(WRITTEN INSTRUCTION): Scan the data for "image" and copy the lines it appears in.

(RECORDS SUPPLIED):
================

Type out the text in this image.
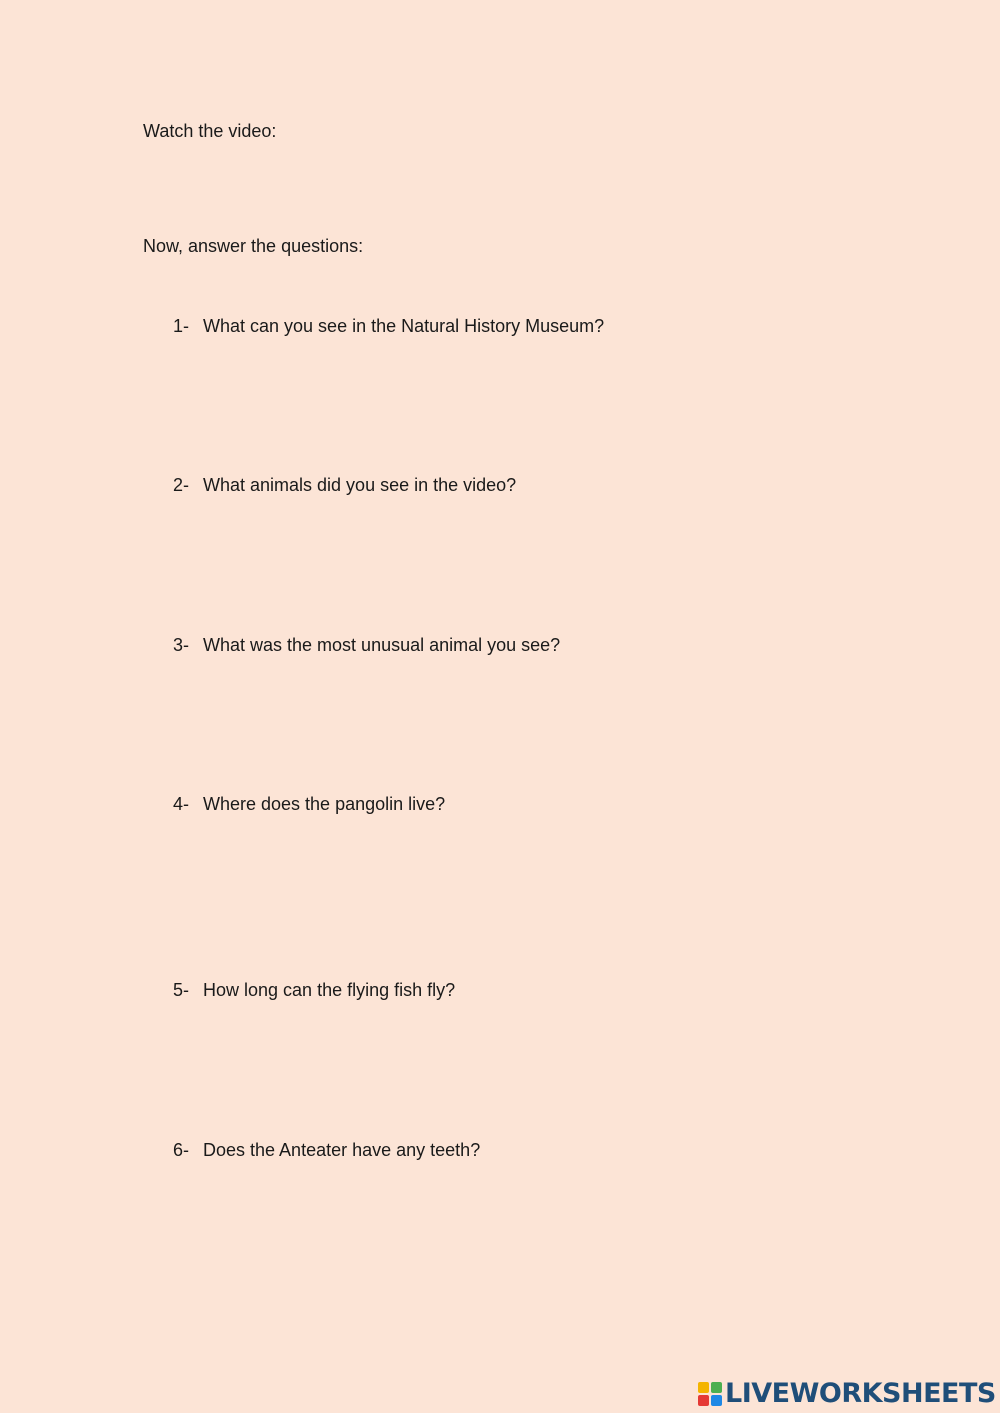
Watch the video:
Now, answer the questions:
1- What can you see in the Natural History Museum?
2- What animals did you see in the video?
3- What was the most unusual animal you see?
4- Where does the pangolin live?
5- How long can the flying fish fly?
6- Does the Anteater have any teeth?
LIVEWORKSHEETS
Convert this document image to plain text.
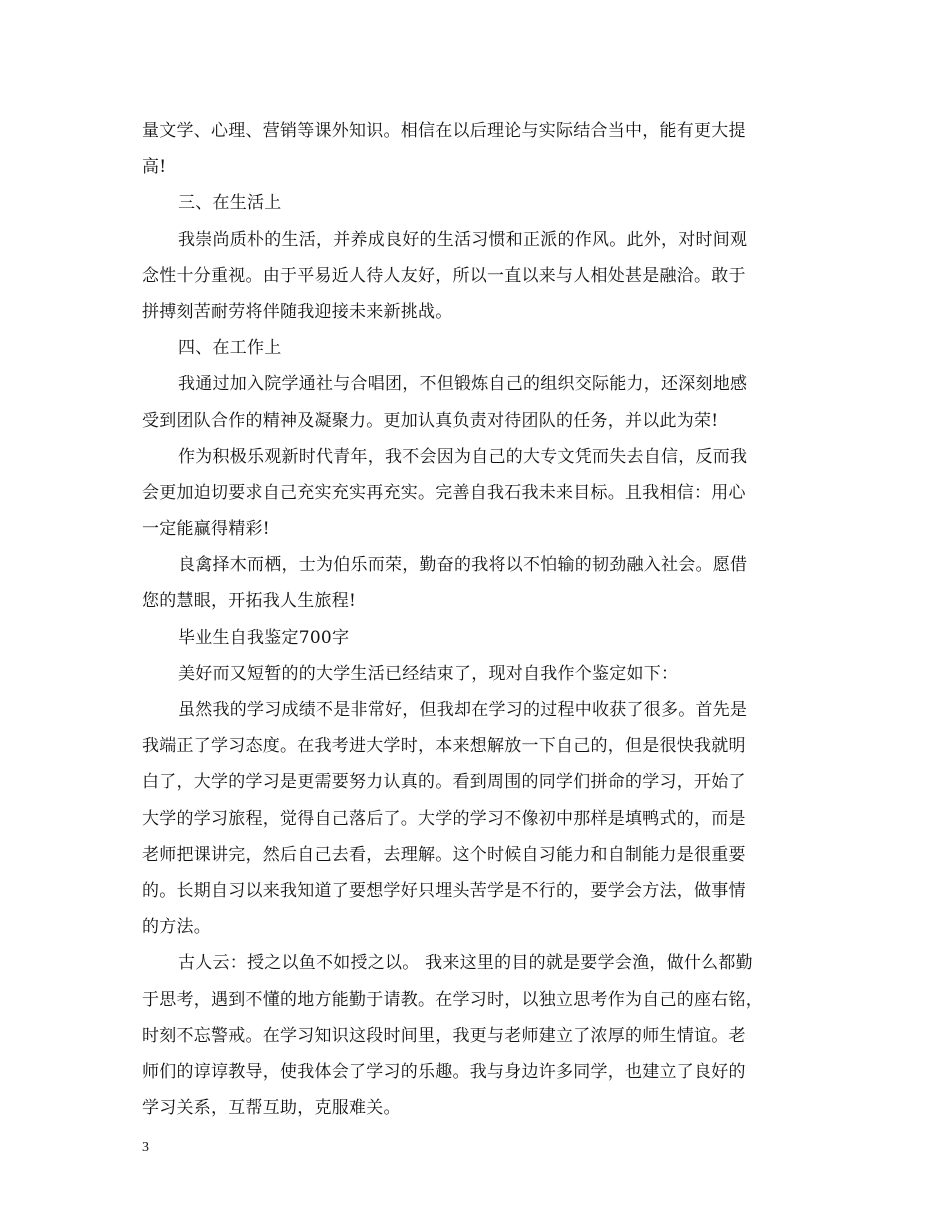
量文学、心理、营销等课外知识。相信在以后理论与实际结合当中，能有更大提
高!
三、在生活上
我崇尚质朴的生活，并养成良好的生活习惯和正派的作风。此外，对时间观
念性十分重视。由于平易近人待人友好，所以一直以来与人相处甚是融洽。敢于
拼搏刻苦耐劳将伴随我迎接未来新挑战。
四、在工作上
我通过加入院学通社与合唱团，不但锻炼自己的组织交际能力，还深刻地感
受到团队合作的精神及凝聚力。更加认真负责对待团队的任务，并以此为荣!
作为积极乐观新时代青年，我不会因为自己的大专文凭而失去自信，反而我
会更加迫切要求自己充实充实再充实。完善自我石我未来目标。且我相信：用心
一定能赢得精彩!
良禽择木而栖，士为伯乐而荣，勤奋的我将以不怕输的韧劲融入社会。愿借
您的慧眼，开拓我人生旅程!
毕业生自我鉴定700字
美好而又短暂的的大学生活已经结束了，现对自我作个鉴定如下：
虽然我的学习成绩不是非常好，但我却在学习的过程中收获了很多。首先是
我端正了学习态度。在我考进大学时，本来想解放一下自己的，但是很快我就明
白了，大学的学习是更需要努力认真的。看到周围的同学们拼命的学习，开始了
大学的学习旅程，觉得自己落后了。大学的学习不像初中那样是填鸭式的，而是
老师把课讲完，然后自己去看，去理解。这个时候自习能力和自制能力是很重要
的。长期自习以来我知道了要想学好只埋头苦学是不行的，要学会方法，做事情
的方法。
古人云：授之以鱼不如授之以。 我来这里的目的就是要学会渔，做什么都勤
于思考，遇到不懂的地方能勤于请教。在学习时，以独立思考作为自己的座右铭，
时刻不忘警戒。在学习知识这段时间里，我更与老师建立了浓厚的师生情谊。老
师们的谆谆教导，使我体会了学习的乐趣。我与身边许多同学，也建立了良好的
学习关系，互帮互助，克服难关。
3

================

(EXERCISE ANSWER):
Type out the text in this image.
Convert this document image to plain text.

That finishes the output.